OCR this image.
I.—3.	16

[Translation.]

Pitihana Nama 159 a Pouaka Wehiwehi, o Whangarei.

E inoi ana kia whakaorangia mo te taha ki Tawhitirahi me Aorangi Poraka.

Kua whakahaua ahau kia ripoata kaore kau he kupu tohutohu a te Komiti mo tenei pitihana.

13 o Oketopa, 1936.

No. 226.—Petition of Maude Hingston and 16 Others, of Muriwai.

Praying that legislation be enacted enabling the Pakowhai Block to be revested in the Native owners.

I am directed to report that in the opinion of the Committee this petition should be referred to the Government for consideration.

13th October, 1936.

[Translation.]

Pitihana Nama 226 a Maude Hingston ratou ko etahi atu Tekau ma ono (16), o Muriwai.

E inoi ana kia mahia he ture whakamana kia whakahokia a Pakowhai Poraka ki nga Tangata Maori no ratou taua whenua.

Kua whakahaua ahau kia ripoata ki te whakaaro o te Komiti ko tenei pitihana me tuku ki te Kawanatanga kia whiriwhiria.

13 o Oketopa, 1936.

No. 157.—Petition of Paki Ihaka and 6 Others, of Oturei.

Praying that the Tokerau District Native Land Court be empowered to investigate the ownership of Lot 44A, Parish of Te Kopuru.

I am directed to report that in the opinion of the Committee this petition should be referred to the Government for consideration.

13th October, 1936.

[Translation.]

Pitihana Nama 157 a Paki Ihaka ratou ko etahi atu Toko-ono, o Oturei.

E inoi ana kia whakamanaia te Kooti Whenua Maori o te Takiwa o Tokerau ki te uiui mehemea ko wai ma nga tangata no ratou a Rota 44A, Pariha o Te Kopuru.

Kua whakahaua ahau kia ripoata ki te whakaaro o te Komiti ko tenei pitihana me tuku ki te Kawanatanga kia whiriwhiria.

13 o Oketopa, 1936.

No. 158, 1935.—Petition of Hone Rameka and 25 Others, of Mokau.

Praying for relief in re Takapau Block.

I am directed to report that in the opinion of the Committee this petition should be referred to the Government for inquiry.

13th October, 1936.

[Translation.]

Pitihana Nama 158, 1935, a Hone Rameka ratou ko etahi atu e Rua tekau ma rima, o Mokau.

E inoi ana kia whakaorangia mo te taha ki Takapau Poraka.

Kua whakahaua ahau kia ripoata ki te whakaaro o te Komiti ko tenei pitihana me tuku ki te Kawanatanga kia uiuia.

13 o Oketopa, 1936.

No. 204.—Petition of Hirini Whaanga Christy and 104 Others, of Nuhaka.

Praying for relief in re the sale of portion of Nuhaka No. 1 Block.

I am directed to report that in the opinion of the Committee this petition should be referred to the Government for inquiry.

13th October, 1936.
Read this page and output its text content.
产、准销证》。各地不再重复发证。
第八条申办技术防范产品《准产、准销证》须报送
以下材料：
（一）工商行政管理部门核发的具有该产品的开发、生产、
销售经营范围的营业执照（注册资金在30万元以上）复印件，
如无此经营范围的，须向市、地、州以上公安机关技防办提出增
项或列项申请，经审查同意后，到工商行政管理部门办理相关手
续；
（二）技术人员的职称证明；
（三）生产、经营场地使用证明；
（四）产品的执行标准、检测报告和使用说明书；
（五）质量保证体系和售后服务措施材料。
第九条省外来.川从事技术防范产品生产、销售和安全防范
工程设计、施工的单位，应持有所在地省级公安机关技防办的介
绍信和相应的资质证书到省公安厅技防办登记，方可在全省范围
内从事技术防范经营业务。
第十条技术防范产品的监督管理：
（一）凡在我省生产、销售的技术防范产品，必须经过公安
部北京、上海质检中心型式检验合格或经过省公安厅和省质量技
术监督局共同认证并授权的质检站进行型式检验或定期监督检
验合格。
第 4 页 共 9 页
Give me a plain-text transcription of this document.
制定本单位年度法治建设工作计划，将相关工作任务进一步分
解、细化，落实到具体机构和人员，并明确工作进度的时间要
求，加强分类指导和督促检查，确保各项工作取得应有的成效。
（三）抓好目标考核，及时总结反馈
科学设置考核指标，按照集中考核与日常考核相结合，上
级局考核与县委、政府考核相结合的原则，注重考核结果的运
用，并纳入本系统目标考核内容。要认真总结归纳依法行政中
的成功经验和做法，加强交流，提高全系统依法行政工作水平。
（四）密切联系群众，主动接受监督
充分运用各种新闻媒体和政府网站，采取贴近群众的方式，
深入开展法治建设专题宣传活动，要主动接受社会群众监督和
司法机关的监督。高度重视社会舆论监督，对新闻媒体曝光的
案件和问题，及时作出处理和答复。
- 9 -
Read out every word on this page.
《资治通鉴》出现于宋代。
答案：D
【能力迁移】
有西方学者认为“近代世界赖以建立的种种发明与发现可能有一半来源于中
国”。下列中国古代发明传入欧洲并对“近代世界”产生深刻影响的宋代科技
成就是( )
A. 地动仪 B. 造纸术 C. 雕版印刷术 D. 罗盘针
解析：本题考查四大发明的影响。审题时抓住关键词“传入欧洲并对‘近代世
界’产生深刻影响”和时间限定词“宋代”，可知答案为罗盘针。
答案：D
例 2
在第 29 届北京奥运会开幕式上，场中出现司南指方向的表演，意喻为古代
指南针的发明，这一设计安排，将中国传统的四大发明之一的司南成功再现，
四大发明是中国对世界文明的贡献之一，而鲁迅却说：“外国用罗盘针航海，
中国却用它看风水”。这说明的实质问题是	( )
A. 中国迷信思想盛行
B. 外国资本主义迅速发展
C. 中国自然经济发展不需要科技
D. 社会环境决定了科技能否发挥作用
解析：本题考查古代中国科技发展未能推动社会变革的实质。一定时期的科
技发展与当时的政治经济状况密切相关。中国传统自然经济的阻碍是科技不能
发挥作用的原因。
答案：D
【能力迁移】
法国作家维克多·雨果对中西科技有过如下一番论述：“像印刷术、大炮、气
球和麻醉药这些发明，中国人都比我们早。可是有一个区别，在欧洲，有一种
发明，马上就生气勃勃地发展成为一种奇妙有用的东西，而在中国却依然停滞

*PROBLEM:*
Using the listing above, retype each line exactly.

*SOLUTION TO THIS TASK:*
OCR this image.
I.—3.	16

[Translation.]

Pitihana Nama 159 a Pouaka Wehiwehi, o Whangarei.

E inoi ana kia whakaorangia mo te taha ki Tawhitirahi me Aorangi Poraka.

Kua whakahaua ahau kia ripoata kaore kau he kupu tohutohu a te Komiti mo tenei pitihana.

13 o Oketopa, 1936.

No. 226.—Petition of Maude Hingston and 16 Others, of Muriwai.

Praying that legislation be enacted enabling the Pakowhai Block to be revested in the Native owners.

I am directed to report that in the opinion of the Committee this petition should be referred to the Government for consideration.

13th October, 1936.

[Translation.]

Pitihana Nama 226 a Maude Hingston ratou ko etahi atu Tekau ma ono (16), o Muriwai.

E inoi ana kia mahia he ture whakamana kia whakahokia a Pakowhai Poraka ki nga Tangata Maori no ratou taua whenua.

Kua whakahaua ahau kia ripoata ki te whakaaro o te Komiti ko tenei pitihana me tuku ki te Kawanatanga kia whiriwhiria.

13 o Oketopa, 1936.

No. 157.—Petition of Paki Ihaka and 6 Others, of Oturei.

Praying that the Tokerau District Native Land Court be empowered to investigate the ownership of Lot 44A, Parish of Te Kopuru.

I am directed to report that in the opinion of the Committee this petition should be referred to the Government for consideration.

13th October, 1936.

[Translation.]

Pitihana Nama 157 a Paki Ihaka ratou ko etahi atu Toko-ono, o Oturei.

E inoi ana kia whakamanaia te Kooti Whenua Maori o te Takiwa o Tokerau ki te uiui mehemea ko wai ma nga tangata no ratou a Rota 44A, Pariha o Te Kopuru.

Kua whakahaua ahau kia ripoata ki te whakaaro o te Komiti ko tenei pitihana me tuku ki te Kawanatanga kia whiriwhiria.

13 o Oketopa, 1936.

No. 158, 1935.—Petition of Hone Rameka and 25 Others, of Mokau.

Praying for relief in re Takapau Block.

I am directed to report that in the opinion of the Committee this petition should be referred to the Government for inquiry.

13th October, 1936.

[Translation.]

Pitihana Nama 158, 1935, a Hone Rameka ratou ko etahi atu e Rua tekau ma rima, o Mokau.

E inoi ana kia whakaorangia mo te taha ki Takapau Poraka.

Kua whakahaua ahau kia ripoata ki te whakaaro o te Komiti ko tenei pitihana me tuku ki te Kawanatanga kia uiuia.

13 o Oketopa, 1936.

No. 204.—Petition of Hirini Whaanga Christy and 104 Others, of Nuhaka.

Praying for relief in re the sale of portion of Nuhaka No. 1 Block.

I am directed to report that in the opinion of the Committee this petition should be referred to the Government for inquiry.

13th October, 1936.
Read this page and output its text content.
产、准销证》。各地不再重复发证。
第八条申办技术防范产品《准产、准销证》须报送
以下材料：
（一）工商行政管理部门核发的具有该产品的开发、生产、
销售经营范围的营业执照（注册资金在30万元以上）复印件，
如无此经营范围的，须向市、地、州以上公安机关技防办提出增
项或列项申请，经审查同意后，到工商行政管理部门办理相关手
续；
（二）技术人员的职称证明；
（三）生产、经营场地使用证明；
（四）产品的执行标准、检测报告和使用说明书；
（五）质量保证体系和售后服务措施材料。
第九条省外来.川从事技术防范产品生产、销售和安全防范
工程设计、施工的单位，应持有所在地省级公安机关技防办的介
绍信和相应的资质证书到省公安厅技防办登记，方可在全省范围
内从事技术防范经营业务。
第十条技术防范产品的监督管理：
（一）凡在我省生产、销售的技术防范产品，必须经过公安
部北京、上海质检中心型式检验合格或经过省公安厅和省质量技
术监督局共同认证并授权的质检站进行型式检验或定期监督检
验合格。
第 4 页 共 9 页
Give me a plain-text transcription of this document.
制定本单位年度法治建设工作计划，将相关工作任务进一步分
解、细化，落实到具体机构和人员，并明确工作进度的时间要
求，加强分类指导和督促检查，确保各项工作取得应有的成效。
（三）抓好目标考核，及时总结反馈
科学设置考核指标，按照集中考核与日常考核相结合，上
级局考核与县委、政府考核相结合的原则，注重考核结果的运
用，并纳入本系统目标考核内容。要认真总结归纳依法行政中
的成功经验和做法，加强交流，提高全系统依法行政工作水平。
（四）密切联系群众，主动接受监督
充分运用各种新闻媒体和政府网站，采取贴近群众的方式，
深入开展法治建设专题宣传活动，要主动接受社会群众监督和
司法机关的监督。高度重视社会舆论监督，对新闻媒体曝光的
案件和问题，及时作出处理和答复。
- 9 -
Read out every word on this page.
《资治通鉴》出现于宋代。
答案：D
【能力迁移】
有西方学者认为“近代世界赖以建立的种种发明与发现可能有一半来源于中
国”。下列中国古代发明传入欧洲并对“近代世界”产生深刻影响的宋代科技
成就是( )
A. 地动仪 B. 造纸术 C. 雕版印刷术 D. 罗盘针
解析：本题考查四大发明的影响。审题时抓住关键词“传入欧洲并对‘近代世
界’产生深刻影响”和时间限定词“宋代”，可知答案为罗盘针。
答案：D
例 2
在第 29 届北京奥运会开幕式上，场中出现司南指方向的表演，意喻为古代
指南针的发明，这一设计安排，将中国传统的四大发明之一的司南成功再现，
四大发明是中国对世界文明的贡献之一，而鲁迅却说：“外国用罗盘针航海，
中国却用它看风水”。这说明的实质问题是	( )
A. 中国迷信思想盛行
B. 外国资本主义迅速发展
C. 中国自然经济发展不需要科技
D. 社会环境决定了科技能否发挥作用
解析：本题考查古代中国科技发展未能推动社会变革的实质。一定时期的科
技发展与当时的政治经济状况密切相关。中国传统自然经济的阻碍是科技不能
发挥作用的原因。
答案：D
【能力迁移】
法国作家维克多·雨果对中西科技有过如下一番论述：“像印刷术、大炮、气
球和麻醉药这些发明，中国人都比我们早。可是有一个区别，在欧洲，有一种
发明，马上就生气勃勃地发展成为一种奇妙有用的东西，而在中国却依然停滞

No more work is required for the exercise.